*Exercise aim*. Please retype the records below exactly, leaving out any pictures.
Start of Data rows
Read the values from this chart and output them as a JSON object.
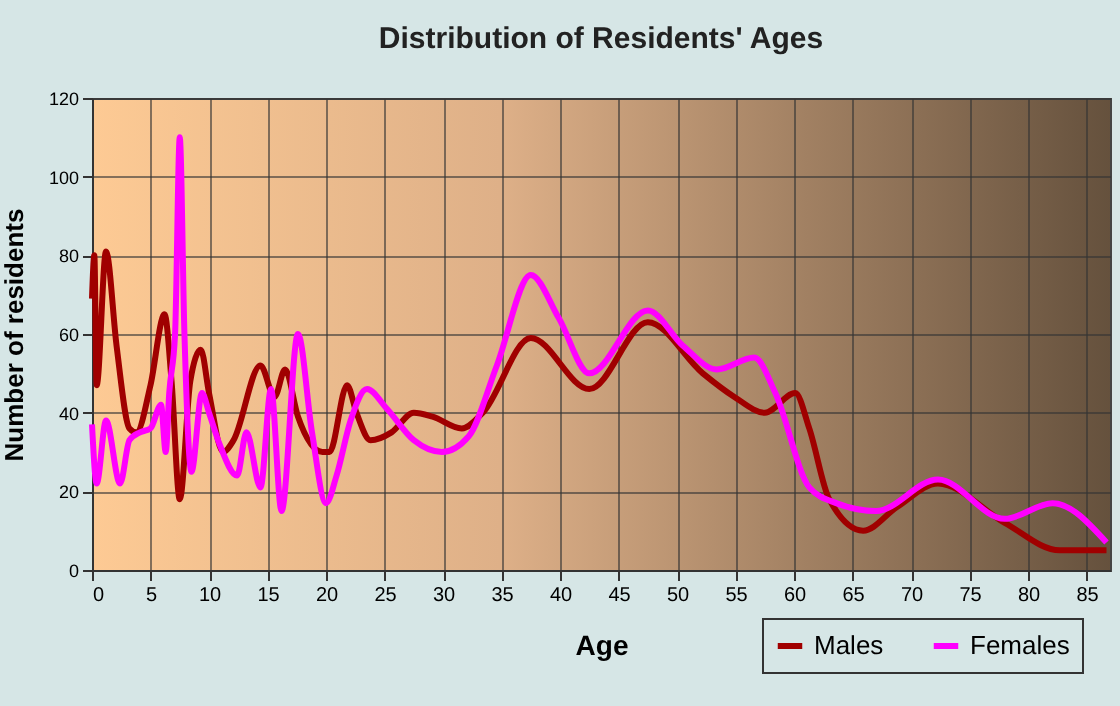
{
  "chart_data": {
    "type": "line",
    "title": "Distribution of Residents' Ages",
    "xlabel": "Age",
    "ylabel": "Number of residents",
    "xlim": [
      0,
      87
    ],
    "xticks": [
      0,
      5,
      10,
      15,
      20,
      25,
      30,
      35,
      40,
      45,
      50,
      55,
      60,
      65,
      70,
      75,
      80,
      85
    ],
    "ylim": [
      0,
      120
    ],
    "yticks": [
      0,
      20,
      40,
      60,
      80,
      100,
      120
    ],
    "grid": true,
    "legend": "bottom right",
    "series": [
      {
        "name": "Males",
        "color": "#a00000",
        "x": [
          0,
          0.2,
          0.4,
          1.2,
          2.1,
          3.2,
          3.8,
          5,
          6.2,
          6.8,
          7.5,
          8.4,
          9.3,
          10,
          11.2,
          12.1,
          14.4,
          15.6,
          16.5,
          17.6,
          19.7,
          20.3,
          21.8,
          22.6,
          23.8,
          25.6,
          27.5,
          29.1,
          31.6,
          33.4,
          37.5,
          42.5,
          47.5,
          52.2,
          54.9,
          57.5,
          60.1,
          61.3,
          63,
          65.9,
          68.8,
          72.3,
          78,
          82.7,
          86.7
        ],
        "values": [
          69,
          80,
          47,
          81,
          57,
          36,
          35,
          47,
          65,
          48,
          18,
          48,
          56,
          45,
          30,
          33,
          52,
          44,
          51,
          39,
          30,
          30,
          47,
          40,
          33,
          35,
          40,
          39,
          36,
          40,
          59,
          46,
          63,
          50,
          44,
          40,
          45,
          36,
          18,
          10,
          16,
          22,
          12,
          5,
          5
        ]
      },
      {
        "name": "Females",
        "color": "#ff00ff",
        "x": [
          0,
          0.4,
          1.2,
          2.4,
          3.2,
          4.1,
          5,
          5.9,
          6.3,
          6.6,
          7.1,
          7.5,
          7.9,
          8.5,
          9.4,
          10,
          10.9,
          12.4,
          13.2,
          14.4,
          15.3,
          16.2,
          17.6,
          18.8,
          20,
          20.9,
          22.1,
          23.5,
          25.2,
          27.5,
          29.9,
          32.2,
          34.6,
          37.5,
          39.9,
          42.5,
          47.5,
          50.5,
          53.4,
          56.6,
          58.4,
          61.3,
          63.6,
          67,
          72.3,
          78,
          82.1,
          86.7
        ],
        "values": [
          37,
          22,
          38,
          22,
          33,
          35,
          36,
          42,
          30,
          45,
          60,
          110,
          60,
          25,
          45,
          40,
          32,
          24,
          35,
          21,
          46,
          15,
          60,
          35,
          17,
          24,
          38,
          46,
          41,
          33,
          30,
          34,
          52,
          75,
          64,
          50,
          66,
          57,
          51,
          54,
          45,
          21,
          17,
          15,
          23,
          13,
          17,
          7
        ]
      }
    ]
  }
}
End of Data rows
*Expected output*.
Read the values from this chart and output them as a JSON object.
{
  "chart_data": {
    "type": "line",
    "title": "Distribution of Residents' Ages",
    "xlabel": "Age",
    "ylabel": "Number of residents",
    "xlim": [
      0,
      87
    ],
    "xticks": [
      0,
      5,
      10,
      15,
      20,
      25,
      30,
      35,
      40,
      45,
      50,
      55,
      60,
      65,
      70,
      75,
      80,
      85
    ],
    "ylim": [
      0,
      120
    ],
    "yticks": [
      0,
      20,
      40,
      60,
      80,
      100,
      120
    ],
    "grid": true,
    "legend": "bottom right",
    "series": [
      {
        "name": "Males",
        "color": "#a00000",
        "x": [
          0,
          0.2,
          0.4,
          1.2,
          2.1,
          3.2,
          3.8,
          5,
          6.2,
          6.8,
          7.5,
          8.4,
          9.3,
          10,
          11.2,
          12.1,
          14.4,
          15.6,
          16.5,
          17.6,
          19.7,
          20.3,
          21.8,
          22.6,
          23.8,
          25.6,
          27.5,
          29.1,
          31.6,
          33.4,
          37.5,
          42.5,
          47.5,
          52.2,
          54.9,
          57.5,
          60.1,
          61.3,
          63,
          65.9,
          68.8,
          72.3,
          78,
          82.7,
          86.7
        ],
        "values": [
          69,
          80,
          47,
          81,
          57,
          36,
          35,
          47,
          65,
          48,
          18,
          48,
          56,
          45,
          30,
          33,
          52,
          44,
          51,
          39,
          30,
          30,
          47,
          40,
          33,
          35,
          40,
          39,
          36,
          40,
          59,
          46,
          63,
          50,
          44,
          40,
          45,
          36,
          18,
          10,
          16,
          22,
          12,
          5,
          5
        ]
      },
      {
        "name": "Females",
        "color": "#ff00ff",
        "x": [
          0,
          0.4,
          1.2,
          2.4,
          3.2,
          4.1,
          5,
          5.9,
          6.3,
          6.6,
          7.1,
          7.5,
          7.9,
          8.5,
          9.4,
          10,
          10.9,
          12.4,
          13.2,
          14.4,
          15.3,
          16.2,
          17.6,
          18.8,
          20,
          20.9,
          22.1,
          23.5,
          25.2,
          27.5,
          29.9,
          32.2,
          34.6,
          37.5,
          39.9,
          42.5,
          47.5,
          50.5,
          53.4,
          56.6,
          58.4,
          61.3,
          63.6,
          67,
          72.3,
          78,
          82.1,
          86.7
        ],
        "values": [
          37,
          22,
          38,
          22,
          33,
          35,
          36,
          42,
          30,
          45,
          60,
          110,
          60,
          25,
          45,
          40,
          32,
          24,
          35,
          21,
          46,
          15,
          60,
          35,
          17,
          24,
          38,
          46,
          41,
          33,
          30,
          34,
          52,
          75,
          64,
          50,
          66,
          57,
          51,
          54,
          45,
          21,
          17,
          15,
          23,
          13,
          17,
          7
        ]
      }
    ]
  }
}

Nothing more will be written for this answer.